A block of data
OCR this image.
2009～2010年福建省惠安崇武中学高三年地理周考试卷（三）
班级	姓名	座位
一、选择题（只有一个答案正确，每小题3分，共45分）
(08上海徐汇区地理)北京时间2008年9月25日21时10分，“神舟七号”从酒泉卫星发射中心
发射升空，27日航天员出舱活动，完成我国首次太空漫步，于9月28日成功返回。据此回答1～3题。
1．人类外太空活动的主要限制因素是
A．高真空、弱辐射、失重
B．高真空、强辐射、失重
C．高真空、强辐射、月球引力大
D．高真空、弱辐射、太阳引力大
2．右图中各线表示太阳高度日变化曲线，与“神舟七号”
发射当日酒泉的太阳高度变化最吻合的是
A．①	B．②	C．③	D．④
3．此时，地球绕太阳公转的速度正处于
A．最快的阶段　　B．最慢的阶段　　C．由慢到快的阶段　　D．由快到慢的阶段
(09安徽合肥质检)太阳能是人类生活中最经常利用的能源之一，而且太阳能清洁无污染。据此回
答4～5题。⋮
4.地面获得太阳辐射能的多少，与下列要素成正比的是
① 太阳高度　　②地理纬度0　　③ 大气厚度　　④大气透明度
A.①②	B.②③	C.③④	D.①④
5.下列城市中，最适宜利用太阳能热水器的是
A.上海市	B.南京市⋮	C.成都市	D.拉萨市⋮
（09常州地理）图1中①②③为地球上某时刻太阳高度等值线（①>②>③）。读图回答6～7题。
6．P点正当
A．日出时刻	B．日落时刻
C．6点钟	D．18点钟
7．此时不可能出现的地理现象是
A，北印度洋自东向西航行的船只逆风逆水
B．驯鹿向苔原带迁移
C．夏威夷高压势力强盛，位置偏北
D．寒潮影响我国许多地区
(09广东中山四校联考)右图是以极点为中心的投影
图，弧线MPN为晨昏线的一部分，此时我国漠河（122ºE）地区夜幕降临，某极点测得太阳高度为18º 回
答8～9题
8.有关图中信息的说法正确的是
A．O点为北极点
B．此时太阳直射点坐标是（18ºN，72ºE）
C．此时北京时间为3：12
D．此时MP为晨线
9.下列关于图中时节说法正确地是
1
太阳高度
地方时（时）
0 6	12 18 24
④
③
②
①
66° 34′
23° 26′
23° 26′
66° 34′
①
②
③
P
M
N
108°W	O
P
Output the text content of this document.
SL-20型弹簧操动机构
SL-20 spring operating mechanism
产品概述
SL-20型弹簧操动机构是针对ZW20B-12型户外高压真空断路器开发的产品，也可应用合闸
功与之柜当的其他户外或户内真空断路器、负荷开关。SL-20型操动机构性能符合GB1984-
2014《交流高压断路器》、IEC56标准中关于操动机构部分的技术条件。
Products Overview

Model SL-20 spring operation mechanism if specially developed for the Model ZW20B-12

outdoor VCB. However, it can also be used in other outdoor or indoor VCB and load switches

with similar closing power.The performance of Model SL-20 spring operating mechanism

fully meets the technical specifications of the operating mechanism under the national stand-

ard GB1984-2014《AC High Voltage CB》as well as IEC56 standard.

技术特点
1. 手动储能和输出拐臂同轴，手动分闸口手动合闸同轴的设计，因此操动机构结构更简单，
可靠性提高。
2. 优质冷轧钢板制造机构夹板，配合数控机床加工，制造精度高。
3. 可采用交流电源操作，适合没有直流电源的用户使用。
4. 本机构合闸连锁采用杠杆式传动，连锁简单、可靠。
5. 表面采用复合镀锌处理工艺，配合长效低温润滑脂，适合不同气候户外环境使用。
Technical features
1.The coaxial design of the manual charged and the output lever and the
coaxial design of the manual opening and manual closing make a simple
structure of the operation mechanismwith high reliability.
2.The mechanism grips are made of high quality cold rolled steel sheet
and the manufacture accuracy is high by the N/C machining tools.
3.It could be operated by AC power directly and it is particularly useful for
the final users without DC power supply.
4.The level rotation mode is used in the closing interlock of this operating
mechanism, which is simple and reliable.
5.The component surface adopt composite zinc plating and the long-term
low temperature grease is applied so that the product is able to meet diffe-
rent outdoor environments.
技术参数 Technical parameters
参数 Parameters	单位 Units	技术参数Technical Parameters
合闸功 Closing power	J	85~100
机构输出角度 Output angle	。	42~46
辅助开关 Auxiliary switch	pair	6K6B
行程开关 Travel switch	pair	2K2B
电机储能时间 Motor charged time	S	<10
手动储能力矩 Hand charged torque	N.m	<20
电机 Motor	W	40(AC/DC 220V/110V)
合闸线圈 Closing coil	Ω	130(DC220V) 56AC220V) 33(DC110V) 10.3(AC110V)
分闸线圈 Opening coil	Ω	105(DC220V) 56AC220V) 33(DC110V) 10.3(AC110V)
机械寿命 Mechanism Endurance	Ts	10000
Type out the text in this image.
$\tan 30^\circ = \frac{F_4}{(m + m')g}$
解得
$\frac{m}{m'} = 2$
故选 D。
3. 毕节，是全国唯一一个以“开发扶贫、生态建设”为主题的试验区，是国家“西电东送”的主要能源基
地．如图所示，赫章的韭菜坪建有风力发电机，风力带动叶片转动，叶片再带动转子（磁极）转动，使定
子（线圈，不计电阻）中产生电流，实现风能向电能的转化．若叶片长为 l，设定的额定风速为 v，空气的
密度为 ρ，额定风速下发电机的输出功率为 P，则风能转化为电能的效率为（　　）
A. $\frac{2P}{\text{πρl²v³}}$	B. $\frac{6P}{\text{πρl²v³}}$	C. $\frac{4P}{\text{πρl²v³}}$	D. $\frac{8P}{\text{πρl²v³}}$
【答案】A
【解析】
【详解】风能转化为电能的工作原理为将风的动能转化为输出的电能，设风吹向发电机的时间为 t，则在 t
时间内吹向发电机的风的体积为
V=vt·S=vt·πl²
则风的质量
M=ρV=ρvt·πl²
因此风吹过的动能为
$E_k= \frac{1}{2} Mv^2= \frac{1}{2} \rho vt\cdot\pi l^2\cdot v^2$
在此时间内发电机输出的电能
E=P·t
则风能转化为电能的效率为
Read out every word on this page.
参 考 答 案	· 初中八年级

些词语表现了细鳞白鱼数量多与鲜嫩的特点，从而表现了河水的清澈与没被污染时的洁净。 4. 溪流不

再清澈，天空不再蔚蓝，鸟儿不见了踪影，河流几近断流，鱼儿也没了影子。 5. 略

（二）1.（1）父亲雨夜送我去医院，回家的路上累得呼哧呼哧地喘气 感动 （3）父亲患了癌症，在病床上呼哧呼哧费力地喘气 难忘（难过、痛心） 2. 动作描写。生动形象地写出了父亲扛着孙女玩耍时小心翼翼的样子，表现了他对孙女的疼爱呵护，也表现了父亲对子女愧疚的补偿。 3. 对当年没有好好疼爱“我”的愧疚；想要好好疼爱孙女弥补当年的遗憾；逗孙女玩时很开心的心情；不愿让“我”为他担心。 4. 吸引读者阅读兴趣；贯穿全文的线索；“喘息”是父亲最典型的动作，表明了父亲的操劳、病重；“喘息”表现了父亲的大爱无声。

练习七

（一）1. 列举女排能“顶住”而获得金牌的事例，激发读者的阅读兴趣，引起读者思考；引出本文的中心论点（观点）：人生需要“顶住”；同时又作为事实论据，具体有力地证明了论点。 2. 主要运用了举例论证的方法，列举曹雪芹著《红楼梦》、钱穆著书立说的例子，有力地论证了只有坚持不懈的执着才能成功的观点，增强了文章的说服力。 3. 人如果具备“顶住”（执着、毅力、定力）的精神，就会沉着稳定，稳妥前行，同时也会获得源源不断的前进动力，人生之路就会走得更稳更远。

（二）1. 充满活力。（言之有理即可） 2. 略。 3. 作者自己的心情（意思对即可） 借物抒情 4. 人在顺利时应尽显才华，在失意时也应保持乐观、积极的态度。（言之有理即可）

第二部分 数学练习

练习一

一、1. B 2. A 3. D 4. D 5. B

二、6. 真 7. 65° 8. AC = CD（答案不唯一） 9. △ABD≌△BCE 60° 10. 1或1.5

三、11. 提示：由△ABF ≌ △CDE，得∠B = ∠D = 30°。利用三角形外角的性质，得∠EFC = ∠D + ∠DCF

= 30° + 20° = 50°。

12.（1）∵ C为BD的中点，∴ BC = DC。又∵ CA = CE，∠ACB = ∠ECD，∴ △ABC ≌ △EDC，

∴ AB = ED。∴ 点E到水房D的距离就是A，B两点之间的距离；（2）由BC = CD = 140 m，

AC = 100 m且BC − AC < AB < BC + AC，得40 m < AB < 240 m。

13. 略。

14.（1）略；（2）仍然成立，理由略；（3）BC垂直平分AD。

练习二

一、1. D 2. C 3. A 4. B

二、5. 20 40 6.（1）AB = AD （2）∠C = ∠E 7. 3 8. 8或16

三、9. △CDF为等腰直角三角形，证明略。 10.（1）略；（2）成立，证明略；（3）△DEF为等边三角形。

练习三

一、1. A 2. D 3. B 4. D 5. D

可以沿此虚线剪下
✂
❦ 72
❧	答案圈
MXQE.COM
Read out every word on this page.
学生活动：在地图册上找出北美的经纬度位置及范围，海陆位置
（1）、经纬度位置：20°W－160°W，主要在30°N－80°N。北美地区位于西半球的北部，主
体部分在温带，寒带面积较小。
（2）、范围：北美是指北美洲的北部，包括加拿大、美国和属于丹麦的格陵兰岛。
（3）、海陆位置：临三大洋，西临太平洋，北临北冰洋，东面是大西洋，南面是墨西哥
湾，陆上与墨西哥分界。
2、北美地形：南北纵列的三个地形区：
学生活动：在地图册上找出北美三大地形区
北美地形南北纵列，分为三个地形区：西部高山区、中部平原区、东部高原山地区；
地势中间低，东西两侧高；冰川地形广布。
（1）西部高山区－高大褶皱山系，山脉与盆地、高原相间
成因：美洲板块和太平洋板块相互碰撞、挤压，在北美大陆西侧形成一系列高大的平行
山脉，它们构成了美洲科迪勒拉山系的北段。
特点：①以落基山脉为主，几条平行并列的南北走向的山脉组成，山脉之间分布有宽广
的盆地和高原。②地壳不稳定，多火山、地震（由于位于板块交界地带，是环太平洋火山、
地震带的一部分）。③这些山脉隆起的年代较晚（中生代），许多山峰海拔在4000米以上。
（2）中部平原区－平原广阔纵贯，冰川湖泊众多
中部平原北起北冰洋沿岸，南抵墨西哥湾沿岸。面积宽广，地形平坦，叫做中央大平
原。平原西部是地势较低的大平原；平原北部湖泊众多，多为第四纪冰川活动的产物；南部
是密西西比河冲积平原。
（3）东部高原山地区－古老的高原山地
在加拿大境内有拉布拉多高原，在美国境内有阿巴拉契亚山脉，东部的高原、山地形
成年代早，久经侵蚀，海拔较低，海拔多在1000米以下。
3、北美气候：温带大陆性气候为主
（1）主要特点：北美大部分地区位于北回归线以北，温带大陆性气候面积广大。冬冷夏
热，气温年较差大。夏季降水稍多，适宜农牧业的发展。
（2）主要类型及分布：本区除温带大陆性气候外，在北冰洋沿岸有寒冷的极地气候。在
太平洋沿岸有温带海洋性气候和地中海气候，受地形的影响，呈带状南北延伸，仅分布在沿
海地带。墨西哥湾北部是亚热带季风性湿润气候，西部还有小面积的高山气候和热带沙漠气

[What the task requires] Which lines of the data include "this"? Copy each of them.

[The result]
OCR this image.
Output the text content of this document.
4.The level rotation mode is used in the closing interlock of this operating
Type out the text in this image.
Read out every word on this page.
Read out every word on this page.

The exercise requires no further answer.